BRIEF
Return the records in full, exactly as given.

-- Start of STORED ROWS --

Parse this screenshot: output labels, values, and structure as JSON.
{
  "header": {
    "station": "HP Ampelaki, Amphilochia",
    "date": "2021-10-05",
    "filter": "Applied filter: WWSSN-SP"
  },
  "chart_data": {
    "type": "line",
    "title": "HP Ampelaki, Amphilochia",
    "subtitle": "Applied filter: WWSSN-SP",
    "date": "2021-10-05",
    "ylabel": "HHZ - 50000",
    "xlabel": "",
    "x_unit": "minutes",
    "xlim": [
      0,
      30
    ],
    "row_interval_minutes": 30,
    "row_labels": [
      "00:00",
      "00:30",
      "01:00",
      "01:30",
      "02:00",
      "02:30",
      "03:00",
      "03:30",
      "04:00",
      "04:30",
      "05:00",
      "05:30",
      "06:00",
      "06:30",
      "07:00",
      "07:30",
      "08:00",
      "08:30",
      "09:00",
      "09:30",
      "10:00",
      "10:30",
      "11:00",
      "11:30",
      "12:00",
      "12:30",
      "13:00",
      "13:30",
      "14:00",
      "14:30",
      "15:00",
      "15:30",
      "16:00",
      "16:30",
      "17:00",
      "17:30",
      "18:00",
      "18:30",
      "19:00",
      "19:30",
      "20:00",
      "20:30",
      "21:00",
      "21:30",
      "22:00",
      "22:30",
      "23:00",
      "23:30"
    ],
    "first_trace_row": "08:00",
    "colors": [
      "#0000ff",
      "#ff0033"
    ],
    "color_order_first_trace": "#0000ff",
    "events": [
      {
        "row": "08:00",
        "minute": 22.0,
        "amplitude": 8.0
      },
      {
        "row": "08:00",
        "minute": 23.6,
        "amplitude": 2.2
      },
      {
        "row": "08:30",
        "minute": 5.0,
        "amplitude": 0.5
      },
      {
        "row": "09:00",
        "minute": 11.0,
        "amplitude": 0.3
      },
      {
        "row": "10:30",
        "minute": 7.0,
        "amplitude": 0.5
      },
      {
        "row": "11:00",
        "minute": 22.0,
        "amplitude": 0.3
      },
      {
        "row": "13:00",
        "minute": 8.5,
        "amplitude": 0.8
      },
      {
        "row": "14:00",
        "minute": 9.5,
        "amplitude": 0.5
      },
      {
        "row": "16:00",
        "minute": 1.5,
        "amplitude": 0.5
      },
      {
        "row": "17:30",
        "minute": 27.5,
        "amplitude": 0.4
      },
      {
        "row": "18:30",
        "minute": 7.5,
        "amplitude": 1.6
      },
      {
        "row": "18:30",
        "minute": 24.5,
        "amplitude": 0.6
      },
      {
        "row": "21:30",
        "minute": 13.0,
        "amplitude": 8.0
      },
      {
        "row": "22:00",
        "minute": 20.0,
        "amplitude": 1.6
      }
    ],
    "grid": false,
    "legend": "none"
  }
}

-- End of STORED ROWS --

FINAL ANSWER
Parse this screenshot: output labels, values, and structure as JSON.
{
  "header": {
    "station": "HP Ampelaki, Amphilochia",
    "date": "2021-10-05",
    "filter": "Applied filter: WWSSN-SP"
  },
  "chart_data": {
    "type": "line",
    "title": "HP Ampelaki, Amphilochia",
    "subtitle": "Applied filter: WWSSN-SP",
    "date": "2021-10-05",
    "ylabel": "HHZ - 50000",
    "xlabel": "",
    "x_unit": "minutes",
    "xlim": [
      0,
      30
    ],
    "row_interval_minutes": 30,
    "row_labels": [
      "00:00",
      "00:30",
      "01:00",
      "01:30",
      "02:00",
      "02:30",
      "03:00",
      "03:30",
      "04:00",
      "04:30",
      "05:00",
      "05:30",
      "06:00",
      "06:30",
      "07:00",
      "07:30",
      "08:00",
      "08:30",
      "09:00",
      "09:30",
      "10:00",
      "10:30",
      "11:00",
      "11:30",
      "12:00",
      "12:30",
      "13:00",
      "13:30",
      "14:00",
      "14:30",
      "15:00",
      "15:30",
      "16:00",
      "16:30",
      "17:00",
      "17:30",
      "18:00",
      "18:30",
      "19:00",
      "19:30",
      "20:00",
      "20:30",
      "21:00",
      "21:30",
      "22:00",
      "22:30",
      "23:00",
      "23:30"
    ],
    "first_trace_row": "08:00",
    "colors": [
      "#0000ff",
      "#ff0033"
    ],
    "color_order_first_trace": "#0000ff",
    "events": [
      {
        "row": "08:00",
        "minute": 22.0,
        "amplitude": 8.0
      },
      {
        "row": "08:00",
        "minute": 23.6,
        "amplitude": 2.2
      },
      {
        "row": "08:30",
        "minute": 5.0,
        "amplitude": 0.5
      },
      {
        "row": "09:00",
        "minute": 11.0,
        "amplitude": 0.3
      },
      {
        "row": "10:30",
        "minute": 7.0,
        "amplitude": 0.5
      },
      {
        "row": "11:00",
        "minute": 22.0,
        "amplitude": 0.3
      },
      {
        "row": "13:00",
        "minute": 8.5,
        "amplitude": 0.8
      },
      {
        "row": "14:00",
        "minute": 9.5,
        "amplitude": 0.5
      },
      {
        "row": "16:00",
        "minute": 1.5,
        "amplitude": 0.5
      },
      {
        "row": "17:30",
        "minute": 27.5,
        "amplitude": 0.4
      },
      {
        "row": "18:30",
        "minute": 7.5,
        "amplitude": 1.6
      },
      {
        "row": "18:30",
        "minute": 24.5,
        "amplitude": 0.6
      },
      {
        "row": "21:30",
        "minute": 13.0,
        "amplitude": 8.0
      },
      {
        "row": "22:00",
        "minute": 20.0,
        "amplitude": 1.6
      }
    ],
    "grid": false,
    "legend": "none"
  }
}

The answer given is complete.